EXERCISE DIRECTIONS ▸ Repeat the records in full and exactly, omitting pictures.

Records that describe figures
START
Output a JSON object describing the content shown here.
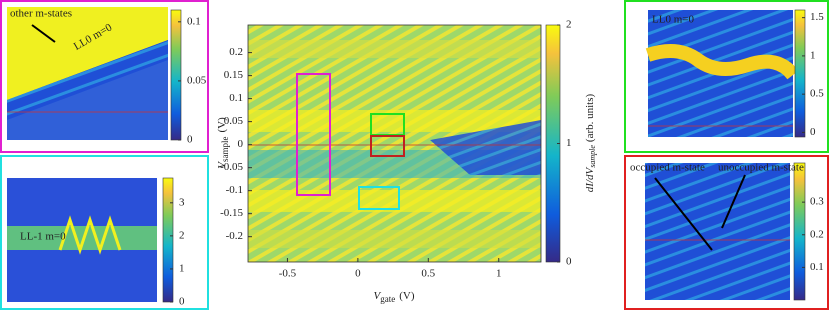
{
  "chart_data": [
    {
      "type": "heatmap",
      "xlabel": {
        "symbol": "V",
        "sub": "gate",
        "unit": "(V)"
      },
      "ylabel": {
        "symbol": "V",
        "sub": "sample",
        "unit": "(V)"
      },
      "xlim": [
        -0.78,
        1.3
      ],
      "xticks": [
        -0.5,
        0,
        0.5,
        1
      ],
      "ylim": [
        -0.255,
        0.26
      ],
      "yticks": [
        -0.2,
        -0.15,
        -0.1,
        -0.05,
        0,
        0.05,
        0.1,
        0.15,
        0.2
      ],
      "clim": [
        0,
        2
      ],
      "cticks": [
        0,
        1,
        2
      ],
      "colorbar_label": {
        "a": "dI/dV",
        "sub": "sample",
        "unit": "(arb. units)"
      }
    },
    {
      "type": "heatmap",
      "border_color": "#e020d0",
      "clim": [
        0,
        0.11
      ],
      "cticks": [
        0,
        0.05,
        0.1
      ],
      "annotations": [
        "other m-states",
        "LL0  m=0"
      ]
    },
    {
      "type": "heatmap",
      "border_color": "#20e0e0",
      "clim": [
        0,
        3.75
      ],
      "cticks": [
        0,
        1,
        2,
        3
      ],
      "annotations": [
        "LL-1  m=0"
      ]
    },
    {
      "type": "heatmap",
      "border_color": "#20e020",
      "clim": [
        -0.06,
        1.6
      ],
      "cticks": [
        0,
        0.5,
        1,
        1.5
      ],
      "annotations": [
        "LL0  m=0"
      ]
    },
    {
      "type": "heatmap",
      "border_color": "#e02020",
      "clim": [
        0,
        0.42
      ],
      "cticks": [
        0.1,
        0.2,
        0.3
      ],
      "annotations": [
        "occupied m-state",
        "unoccupied m-state"
      ]
    }
  ]
}
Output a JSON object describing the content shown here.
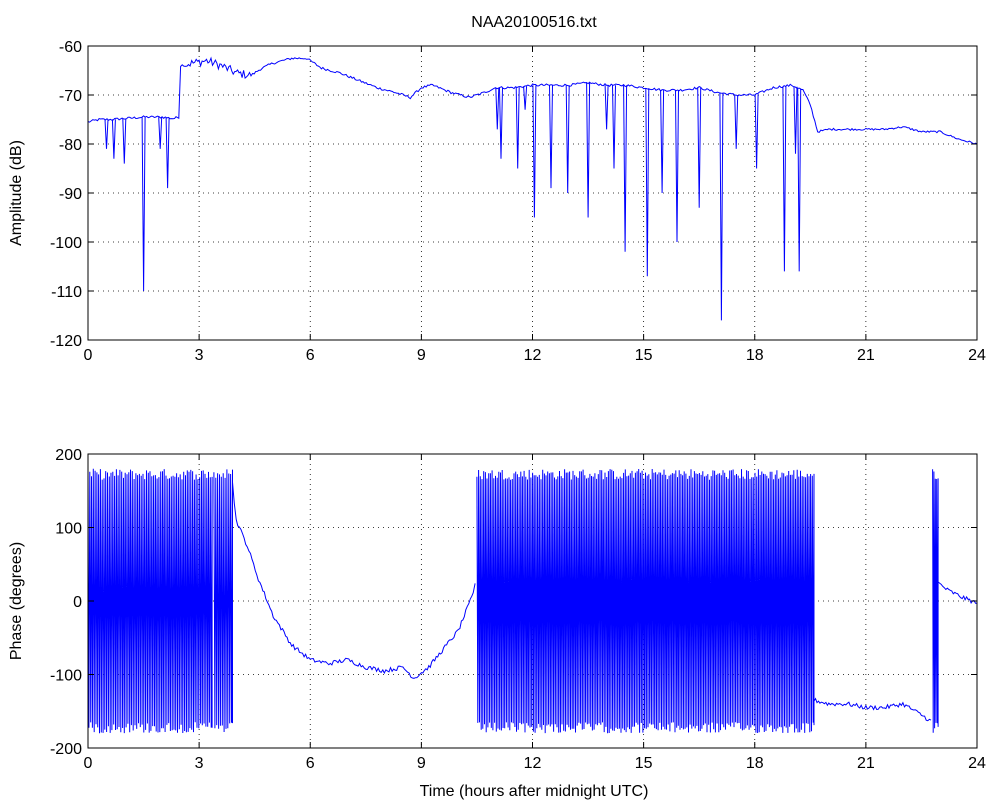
{
  "title": "NAA20100516.txt",
  "colors": {
    "series": "#0000ff",
    "axes": "#000000",
    "grid": "#000000",
    "background": "#ffffff"
  },
  "chart_data": [
    {
      "type": "line",
      "title": "NAA20100516.txt",
      "xlabel": "",
      "ylabel": "Amplitude (dB)",
      "xlim": [
        0,
        24
      ],
      "ylim": [
        -120,
        -60
      ],
      "xticks": [
        "0",
        "3",
        "6",
        "9",
        "12",
        "15",
        "18",
        "21",
        "24"
      ],
      "yticks": [
        "-120",
        "-110",
        "-100",
        "-90",
        "-80",
        "-70",
        "-60"
      ],
      "grid": true,
      "series": [
        {
          "color": "#0000ff",
          "x": [
            0,
            0.3,
            0.6,
            1.0,
            1.5,
            2.0,
            2.3,
            2.45,
            2.5,
            2.8,
            3.2,
            3.6,
            4.0,
            4.4,
            4.7,
            5.0,
            5.5,
            5.9,
            6.3,
            6.8,
            7.3,
            7.8,
            8.3,
            8.7,
            9.0,
            9.3,
            9.8,
            10.3,
            10.7,
            11.0,
            11.5,
            12.0,
            12.5,
            13.0,
            13.5,
            14.0,
            14.5,
            15.0,
            15.5,
            16.0,
            16.5,
            17.0,
            17.5,
            18.0,
            18.5,
            19.0,
            19.3,
            19.5,
            19.7,
            20.0,
            20.5,
            21.0,
            21.5,
            22.0,
            22.5,
            23.0,
            23.5,
            24.0
          ],
          "y": [
            -75.5,
            -75.0,
            -75.0,
            -74.8,
            -74.5,
            -74.5,
            -74.8,
            -74.5,
            -64.0,
            -63.5,
            -63.0,
            -64.0,
            -65.5,
            -66.0,
            -64.5,
            -63.5,
            -62.5,
            -62.5,
            -64.5,
            -65.5,
            -67.0,
            -68.5,
            -69.5,
            -70.5,
            -68.5,
            -68.0,
            -69.5,
            -70.5,
            -69.5,
            -68.5,
            -68.5,
            -68.0,
            -68.0,
            -68.0,
            -67.5,
            -68.0,
            -68.0,
            -68.5,
            -69.0,
            -69.0,
            -68.5,
            -69.5,
            -70.0,
            -70.0,
            -68.5,
            -68.0,
            -69.0,
            -72.0,
            -77.5,
            -77.0,
            -77.0,
            -77.0,
            -77.0,
            -76.5,
            -77.5,
            -77.5,
            -79.0,
            -80.0
          ],
          "spikes": [
            {
              "x": 0.5,
              "y": -81
            },
            {
              "x": 0.7,
              "y": -83
            },
            {
              "x": 0.98,
              "y": -84
            },
            {
              "x": 1.5,
              "y": -110
            },
            {
              "x": 1.95,
              "y": -81
            },
            {
              "x": 2.15,
              "y": -89
            },
            {
              "x": 11.05,
              "y": -77
            },
            {
              "x": 11.15,
              "y": -83
            },
            {
              "x": 11.6,
              "y": -85
            },
            {
              "x": 11.8,
              "y": -73
            },
            {
              "x": 12.05,
              "y": -95
            },
            {
              "x": 12.5,
              "y": -89
            },
            {
              "x": 12.95,
              "y": -90
            },
            {
              "x": 13.5,
              "y": -95
            },
            {
              "x": 14.0,
              "y": -77
            },
            {
              "x": 14.2,
              "y": -85
            },
            {
              "x": 14.5,
              "y": -102
            },
            {
              "x": 15.1,
              "y": -107
            },
            {
              "x": 15.5,
              "y": -90
            },
            {
              "x": 15.9,
              "y": -100
            },
            {
              "x": 16.5,
              "y": -93
            },
            {
              "x": 17.1,
              "y": -116
            },
            {
              "x": 17.5,
              "y": -81
            },
            {
              "x": 18.05,
              "y": -85
            },
            {
              "x": 18.8,
              "y": -106
            },
            {
              "x": 19.1,
              "y": -82
            },
            {
              "x": 19.2,
              "y": -106
            }
          ]
        }
      ]
    },
    {
      "type": "line",
      "title": "",
      "xlabel": "Time (hours after midnight UTC)",
      "ylabel": "Phase (degrees)",
      "xlim": [
        0,
        24
      ],
      "ylim": [
        -200,
        200
      ],
      "xticks": [
        "0",
        "3",
        "6",
        "9",
        "12",
        "15",
        "18",
        "21",
        "24"
      ],
      "yticks": [
        "-200",
        "-100",
        "0",
        "100",
        "200"
      ],
      "grid": true,
      "series": [
        {
          "color": "#0000ff",
          "wrap_bands": [
            {
              "x0": 0.0,
              "x1": 3.35,
              "count": 70
            },
            {
              "x0": 3.4,
              "x1": 3.9,
              "count": 10
            },
            {
              "x0": 10.5,
              "x1": 19.6,
              "count": 200
            },
            {
              "x0": 22.8,
              "x1": 22.95,
              "count": 4
            }
          ],
          "x": [
            3.9,
            4.0,
            4.3,
            4.6,
            5.0,
            5.5,
            6.0,
            6.5,
            7.0,
            7.5,
            8.0,
            8.5,
            8.8,
            9.2,
            9.6,
            10.0,
            10.4,
            10.5,
            19.6,
            20.0,
            20.5,
            21.0,
            21.5,
            22.0,
            22.5,
            22.8,
            22.95,
            23.2,
            23.6,
            24.0
          ],
          "y": [
            160,
            110,
            75,
            30,
            -20,
            -60,
            -80,
            -85,
            -80,
            -90,
            -95,
            -90,
            -105,
            -90,
            -65,
            -40,
            10,
            40,
            -135,
            -140,
            -140,
            -145,
            -145,
            -140,
            -155,
            -165,
            25,
            15,
            5,
            -3
          ]
        }
      ]
    }
  ]
}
END
OUTPUT ▸
Output a JSON object describing the content shown here.
{
  "chart_data": [
    {
      "type": "heatmap",
      "xlabel": {
        "symbol": "V",
        "sub": "gate",
        "unit": "(V)"
      },
      "ylabel": {
        "symbol": "V",
        "sub": "sample",
        "unit": "(V)"
      },
      "xlim": [
        -0.78,
        1.3
      ],
      "xticks": [
        -0.5,
        0,
        0.5,
        1
      ],
      "ylim": [
        -0.255,
        0.26
      ],
      "yticks": [
        -0.2,
        -0.15,
        -0.1,
        -0.05,
        0,
        0.05,
        0.1,
        0.15,
        0.2
      ],
      "clim": [
        0,
        2
      ],
      "cticks": [
        0,
        1,
        2
      ],
      "colorbar_label": {
        "a": "dI/dV",
        "sub": "sample",
        "unit": "(arb. units)"
      }
    },
    {
      "type": "heatmap",
      "border_color": "#e020d0",
      "clim": [
        0,
        0.11
      ],
      "cticks": [
        0,
        0.05,
        0.1
      ],
      "annotations": [
        "other m-states",
        "LL0  m=0"
      ]
    },
    {
      "type": "heatmap",
      "border_color": "#20e0e0",
      "clim": [
        0,
        3.75
      ],
      "cticks": [
        0,
        1,
        2,
        3
      ],
      "annotations": [
        "LL-1  m=0"
      ]
    },
    {
      "type": "heatmap",
      "border_color": "#20e020",
      "clim": [
        -0.06,
        1.6
      ],
      "cticks": [
        0,
        0.5,
        1,
        1.5
      ],
      "annotations": [
        "LL0  m=0"
      ]
    },
    {
      "type": "heatmap",
      "border_color": "#e02020",
      "clim": [
        0,
        0.42
      ],
      "cticks": [
        0.1,
        0.2,
        0.3
      ],
      "annotations": [
        "occupied m-state",
        "unoccupied m-state"
      ]
    }
  ]
}
Output a JSON object describing the content shown here.
{
  "title": "NAA20100516.txt",
  "colors": {
    "series": "#0000ff",
    "axes": "#000000",
    "grid": "#000000",
    "background": "#ffffff"
  },
  "chart_data": [
    {
      "type": "line",
      "title": "NAA20100516.txt",
      "xlabel": "",
      "ylabel": "Amplitude (dB)",
      "xlim": [
        0,
        24
      ],
      "ylim": [
        -120,
        -60
      ],
      "xticks": [
        "0",
        "3",
        "6",
        "9",
        "12",
        "15",
        "18",
        "21",
        "24"
      ],
      "yticks": [
        "-120",
        "-110",
        "-100",
        "-90",
        "-80",
        "-70",
        "-60"
      ],
      "grid": true,
      "series": [
        {
          "color": "#0000ff",
          "x": [
            0,
            0.3,
            0.6,
            1.0,
            1.5,
            2.0,
            2.3,
            2.45,
            2.5,
            2.8,
            3.2,
            3.6,
            4.0,
            4.4,
            4.7,
            5.0,
            5.5,
            5.9,
            6.3,
            6.8,
            7.3,
            7.8,
            8.3,
            8.7,
            9.0,
            9.3,
            9.8,
            10.3,
            10.7,
            11.0,
            11.5,
            12.0,
            12.5,
            13.0,
            13.5,
            14.0,
            14.5,
            15.0,
            15.5,
            16.0,
            16.5,
            17.0,
            17.5,
            18.0,
            18.5,
            19.0,
            19.3,
            19.5,
            19.7,
            20.0,
            20.5,
            21.0,
            21.5,
            22.0,
            22.5,
            23.0,
            23.5,
            24.0
          ],
          "y": [
            -75.5,
            -75.0,
            -75.0,
            -74.8,
            -74.5,
            -74.5,
            -74.8,
            -74.5,
            -64.0,
            -63.5,
            -63.0,
            -64.0,
            -65.5,
            -66.0,
            -64.5,
            -63.5,
            -62.5,
            -62.5,
            -64.5,
            -65.5,
            -67.0,
            -68.5,
            -69.5,
            -70.5,
            -68.5,
            -68.0,
            -69.5,
            -70.5,
            -69.5,
            -68.5,
            -68.5,
            -68.0,
            -68.0,
            -68.0,
            -67.5,
            -68.0,
            -68.0,
            -68.5,
            -69.0,
            -69.0,
            -68.5,
            -69.5,
            -70.0,
            -70.0,
            -68.5,
            -68.0,
            -69.0,
            -72.0,
            -77.5,
            -77.0,
            -77.0,
            -77.0,
            -77.0,
            -76.5,
            -77.5,
            -77.5,
            -79.0,
            -80.0
          ],
          "spikes": [
            {
              "x": 0.5,
              "y": -81
            },
            {
              "x": 0.7,
              "y": -83
            },
            {
              "x": 0.98,
              "y": -84
            },
            {
              "x": 1.5,
              "y": -110
            },
            {
              "x": 1.95,
              "y": -81
            },
            {
              "x": 2.15,
              "y": -89
            },
            {
              "x": 11.05,
              "y": -77
            },
            {
              "x": 11.15,
              "y": -83
            },
            {
              "x": 11.6,
              "y": -85
            },
            {
              "x": 11.8,
              "y": -73
            },
            {
              "x": 12.05,
              "y": -95
            },
            {
              "x": 12.5,
              "y": -89
            },
            {
              "x": 12.95,
              "y": -90
            },
            {
              "x": 13.5,
              "y": -95
            },
            {
              "x": 14.0,
              "y": -77
            },
            {
              "x": 14.2,
              "y": -85
            },
            {
              "x": 14.5,
              "y": -102
            },
            {
              "x": 15.1,
              "y": -107
            },
            {
              "x": 15.5,
              "y": -90
            },
            {
              "x": 15.9,
              "y": -100
            },
            {
              "x": 16.5,
              "y": -93
            },
            {
              "x": 17.1,
              "y": -116
            },
            {
              "x": 17.5,
              "y": -81
            },
            {
              "x": 18.05,
              "y": -85
            },
            {
              "x": 18.8,
              "y": -106
            },
            {
              "x": 19.1,
              "y": -82
            },
            {
              "x": 19.2,
              "y": -106
            }
          ]
        }
      ]
    },
    {
      "type": "line",
      "title": "",
      "xlabel": "Time (hours after midnight UTC)",
      "ylabel": "Phase (degrees)",
      "xlim": [
        0,
        24
      ],
      "ylim": [
        -200,
        200
      ],
      "xticks": [
        "0",
        "3",
        "6",
        "9",
        "12",
        "15",
        "18",
        "21",
        "24"
      ],
      "yticks": [
        "-200",
        "-100",
        "0",
        "100",
        "200"
      ],
      "grid": true,
      "series": [
        {
          "color": "#0000ff",
          "wrap_bands": [
            {
              "x0": 0.0,
              "x1": 3.35,
              "count": 70
            },
            {
              "x0": 3.4,
              "x1": 3.9,
              "count": 10
            },
            {
              "x0": 10.5,
              "x1": 19.6,
              "count": 200
            },
            {
              "x0": 22.8,
              "x1": 22.95,
              "count": 4
            }
          ],
          "x": [
            3.9,
            4.0,
            4.3,
            4.6,
            5.0,
            5.5,
            6.0,
            6.5,
            7.0,
            7.5,
            8.0,
            8.5,
            8.8,
            9.2,
            9.6,
            10.0,
            10.4,
            10.5,
            19.6,
            20.0,
            20.5,
            21.0,
            21.5,
            22.0,
            22.5,
            22.8,
            22.95,
            23.2,
            23.6,
            24.0
          ],
          "y": [
            160,
            110,
            75,
            30,
            -20,
            -60,
            -80,
            -85,
            -80,
            -90,
            -95,
            -90,
            -105,
            -90,
            -65,
            -40,
            10,
            40,
            -135,
            -140,
            -140,
            -145,
            -145,
            -140,
            -155,
            -165,
            25,
            15,
            5,
            -3
          ]
        }
      ]
    }
  ]
}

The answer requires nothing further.